§ TO DO:
All lines in which the word "documented" occurs are to be extracted.

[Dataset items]
####

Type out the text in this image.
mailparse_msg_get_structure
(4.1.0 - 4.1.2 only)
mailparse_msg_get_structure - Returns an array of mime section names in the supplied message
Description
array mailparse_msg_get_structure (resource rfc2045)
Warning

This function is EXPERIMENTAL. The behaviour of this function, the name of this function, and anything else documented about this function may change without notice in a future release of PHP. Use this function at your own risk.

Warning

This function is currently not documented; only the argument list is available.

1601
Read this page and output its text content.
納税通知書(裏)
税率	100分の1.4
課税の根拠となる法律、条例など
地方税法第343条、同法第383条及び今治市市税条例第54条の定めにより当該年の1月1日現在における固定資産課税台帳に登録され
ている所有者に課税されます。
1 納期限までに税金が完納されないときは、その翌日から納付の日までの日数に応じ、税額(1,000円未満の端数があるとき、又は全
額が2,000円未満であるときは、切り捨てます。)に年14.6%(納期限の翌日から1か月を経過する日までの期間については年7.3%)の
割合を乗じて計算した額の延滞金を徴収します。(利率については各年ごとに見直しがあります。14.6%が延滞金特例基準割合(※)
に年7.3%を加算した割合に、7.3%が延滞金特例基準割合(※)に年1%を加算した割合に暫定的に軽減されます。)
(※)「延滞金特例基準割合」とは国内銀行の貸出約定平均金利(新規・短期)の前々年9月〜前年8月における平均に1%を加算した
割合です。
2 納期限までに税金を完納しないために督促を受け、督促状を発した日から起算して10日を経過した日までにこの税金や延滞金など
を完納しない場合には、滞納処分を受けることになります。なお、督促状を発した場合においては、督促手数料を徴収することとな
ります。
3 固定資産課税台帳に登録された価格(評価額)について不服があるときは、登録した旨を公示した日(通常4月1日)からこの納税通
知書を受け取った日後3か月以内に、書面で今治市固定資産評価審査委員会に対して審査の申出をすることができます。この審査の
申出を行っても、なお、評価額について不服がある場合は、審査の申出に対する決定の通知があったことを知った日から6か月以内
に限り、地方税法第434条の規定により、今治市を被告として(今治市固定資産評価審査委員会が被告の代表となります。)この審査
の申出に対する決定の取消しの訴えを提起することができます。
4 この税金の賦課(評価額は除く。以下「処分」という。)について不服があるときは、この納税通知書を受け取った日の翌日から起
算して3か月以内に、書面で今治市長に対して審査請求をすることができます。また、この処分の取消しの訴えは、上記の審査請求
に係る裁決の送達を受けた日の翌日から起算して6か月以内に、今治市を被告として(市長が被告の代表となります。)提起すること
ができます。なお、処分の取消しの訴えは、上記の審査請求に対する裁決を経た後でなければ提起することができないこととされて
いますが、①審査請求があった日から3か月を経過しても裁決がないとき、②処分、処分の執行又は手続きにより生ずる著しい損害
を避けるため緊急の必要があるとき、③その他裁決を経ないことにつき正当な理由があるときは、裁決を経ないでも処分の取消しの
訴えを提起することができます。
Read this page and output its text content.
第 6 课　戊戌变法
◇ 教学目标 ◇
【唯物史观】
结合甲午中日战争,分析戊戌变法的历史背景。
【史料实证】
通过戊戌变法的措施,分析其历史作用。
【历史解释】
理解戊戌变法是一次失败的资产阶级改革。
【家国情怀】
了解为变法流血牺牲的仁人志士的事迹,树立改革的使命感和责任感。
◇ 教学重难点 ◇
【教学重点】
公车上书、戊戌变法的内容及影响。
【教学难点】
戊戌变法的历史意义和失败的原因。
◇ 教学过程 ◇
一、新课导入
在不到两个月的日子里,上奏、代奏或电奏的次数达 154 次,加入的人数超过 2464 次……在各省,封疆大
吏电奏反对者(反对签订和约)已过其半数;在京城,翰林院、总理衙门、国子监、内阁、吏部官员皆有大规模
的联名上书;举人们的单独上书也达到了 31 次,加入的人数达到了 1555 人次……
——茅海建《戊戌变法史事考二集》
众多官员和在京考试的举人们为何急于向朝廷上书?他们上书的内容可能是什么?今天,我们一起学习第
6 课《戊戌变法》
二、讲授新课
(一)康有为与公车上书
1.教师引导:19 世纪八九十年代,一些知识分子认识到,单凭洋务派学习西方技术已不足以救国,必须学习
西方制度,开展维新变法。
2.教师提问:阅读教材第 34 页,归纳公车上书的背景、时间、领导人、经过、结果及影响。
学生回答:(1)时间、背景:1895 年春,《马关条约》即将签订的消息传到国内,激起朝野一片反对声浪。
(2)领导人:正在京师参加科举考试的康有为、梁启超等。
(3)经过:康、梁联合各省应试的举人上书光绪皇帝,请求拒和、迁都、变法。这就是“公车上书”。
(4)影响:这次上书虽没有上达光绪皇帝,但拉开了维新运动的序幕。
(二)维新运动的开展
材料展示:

####

§ TASK OUTPUT:
This function is EXPERIMENTAL. The behaviour of this function, the name of this function, and anything else documented about this function may change without notice in a future release of PHP. Use this function at your own risk.
This function is currently not documented; only the argument list is available.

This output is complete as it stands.